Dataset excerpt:
================

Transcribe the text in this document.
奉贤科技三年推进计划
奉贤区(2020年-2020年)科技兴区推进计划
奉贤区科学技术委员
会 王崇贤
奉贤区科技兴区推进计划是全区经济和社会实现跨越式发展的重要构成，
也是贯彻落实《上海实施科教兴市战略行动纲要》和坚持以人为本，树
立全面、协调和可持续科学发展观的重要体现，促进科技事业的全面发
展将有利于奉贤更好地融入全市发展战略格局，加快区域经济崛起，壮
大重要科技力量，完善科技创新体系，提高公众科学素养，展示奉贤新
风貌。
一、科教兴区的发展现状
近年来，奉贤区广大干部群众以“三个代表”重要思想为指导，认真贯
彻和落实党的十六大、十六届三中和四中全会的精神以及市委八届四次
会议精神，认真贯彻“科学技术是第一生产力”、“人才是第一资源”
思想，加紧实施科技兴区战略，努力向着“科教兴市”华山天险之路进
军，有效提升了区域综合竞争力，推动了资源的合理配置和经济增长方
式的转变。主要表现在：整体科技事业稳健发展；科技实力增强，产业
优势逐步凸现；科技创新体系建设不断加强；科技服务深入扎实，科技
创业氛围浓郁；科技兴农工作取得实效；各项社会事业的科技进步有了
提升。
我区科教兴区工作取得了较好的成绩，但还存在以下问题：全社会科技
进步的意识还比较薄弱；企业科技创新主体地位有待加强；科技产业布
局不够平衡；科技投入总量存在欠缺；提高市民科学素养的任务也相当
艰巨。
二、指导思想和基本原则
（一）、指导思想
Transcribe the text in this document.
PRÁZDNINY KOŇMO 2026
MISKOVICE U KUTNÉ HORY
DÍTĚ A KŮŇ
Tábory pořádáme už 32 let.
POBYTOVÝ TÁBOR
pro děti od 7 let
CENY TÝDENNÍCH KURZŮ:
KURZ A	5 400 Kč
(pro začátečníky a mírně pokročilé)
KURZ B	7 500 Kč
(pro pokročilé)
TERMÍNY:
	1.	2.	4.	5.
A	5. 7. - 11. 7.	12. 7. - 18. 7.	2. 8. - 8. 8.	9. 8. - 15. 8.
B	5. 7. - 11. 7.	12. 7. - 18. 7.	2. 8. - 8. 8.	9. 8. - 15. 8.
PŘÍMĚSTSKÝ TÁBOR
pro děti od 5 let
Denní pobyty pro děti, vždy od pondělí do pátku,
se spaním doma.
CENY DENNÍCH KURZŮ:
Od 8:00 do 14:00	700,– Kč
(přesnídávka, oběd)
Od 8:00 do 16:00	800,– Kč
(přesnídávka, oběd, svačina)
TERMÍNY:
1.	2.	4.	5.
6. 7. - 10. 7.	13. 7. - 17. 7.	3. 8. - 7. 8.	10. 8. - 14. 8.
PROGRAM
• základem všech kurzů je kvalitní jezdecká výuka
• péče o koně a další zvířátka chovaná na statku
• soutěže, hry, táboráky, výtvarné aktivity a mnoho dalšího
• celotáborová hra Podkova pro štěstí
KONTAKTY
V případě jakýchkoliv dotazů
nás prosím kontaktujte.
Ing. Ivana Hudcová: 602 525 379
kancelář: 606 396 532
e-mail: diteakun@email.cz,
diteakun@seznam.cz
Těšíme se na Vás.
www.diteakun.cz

================

DIRECTION |
Repeat every record exactly as written, please.

EXERCISE OUTPUT |
Transcribe the text in this document.
奉贤科技三年推进计划
奉贤区(2020年-2020年)科技兴区推进计划
奉贤区科学技术委员
会 王崇贤
奉贤区科技兴区推进计划是全区经济和社会实现跨越式发展的重要构成，
也是贯彻落实《上海实施科教兴市战略行动纲要》和坚持以人为本，树
立全面、协调和可持续科学发展观的重要体现，促进科技事业的全面发
展将有利于奉贤更好地融入全市发展战略格局，加快区域经济崛起，壮
大重要科技力量，完善科技创新体系，提高公众科学素养，展示奉贤新
风貌。
一、科教兴区的发展现状
近年来，奉贤区广大干部群众以“三个代表”重要思想为指导，认真贯
彻和落实党的十六大、十六届三中和四中全会的精神以及市委八届四次
会议精神，认真贯彻“科学技术是第一生产力”、“人才是第一资源”
思想，加紧实施科技兴区战略，努力向着“科教兴市”华山天险之路进
军，有效提升了区域综合竞争力，推动了资源的合理配置和经济增长方
式的转变。主要表现在：整体科技事业稳健发展；科技实力增强，产业
优势逐步凸现；科技创新体系建设不断加强；科技服务深入扎实，科技
创业氛围浓郁；科技兴农工作取得实效；各项社会事业的科技进步有了
提升。
我区科教兴区工作取得了较好的成绩，但还存在以下问题：全社会科技
进步的意识还比较薄弱；企业科技创新主体地位有待加强；科技产业布
局不够平衡；科技投入总量存在欠缺；提高市民科学素养的任务也相当
艰巨。
二、指导思想和基本原则
（一）、指导思想
Transcribe the text in this document.
PRÁZDNINY KOŇMO 2026
MISKOVICE U KUTNÉ HORY
DÍTĚ A KŮŇ
Tábory pořádáme už 32 let.
POBYTOVÝ TÁBOR
pro děti od 7 let
CENY TÝDENNÍCH KURZŮ:
KURZ A	5 400 Kč
(pro začátečníky a mírně pokročilé)
KURZ B	7 500 Kč
(pro pokročilé)
TERMÍNY:
	1.	2.	4.	5.
A	5. 7. - 11. 7.	12. 7. - 18. 7.	2. 8. - 8. 8.	9. 8. - 15. 8.
B	5. 7. - 11. 7.	12. 7. - 18. 7.	2. 8. - 8. 8.	9. 8. - 15. 8.
PŘÍMĚSTSKÝ TÁBOR
pro děti od 5 let
Denní pobyty pro děti, vždy od pondělí do pátku,
se spaním doma.
CENY DENNÍCH KURZŮ:
Od 8:00 do 14:00	700,– Kč
(přesnídávka, oběd)
Od 8:00 do 16:00	800,– Kč
(přesnídávka, oběd, svačina)
TERMÍNY:
1.	2.	4.	5.
6. 7. - 10. 7.	13. 7. - 17. 7.	3. 8. - 7. 8.	10. 8. - 14. 8.
PROGRAM
• základem všech kurzů je kvalitní jezdecká výuka
• péče o koně a další zvířátka chovaná na statku
• soutěže, hry, táboráky, výtvarné aktivity a mnoho dalšího
• celotáborová hra Podkova pro štěstí
KONTAKTY
V případě jakýchkoliv dotazů
nás prosím kontaktujte.
Ing. Ivana Hudcová: 602 525 379
kancelář: 606 396 532
e-mail: diteakun@email.cz,
diteakun@seznam.cz
Těšíme se na Vás.
www.diteakun.cz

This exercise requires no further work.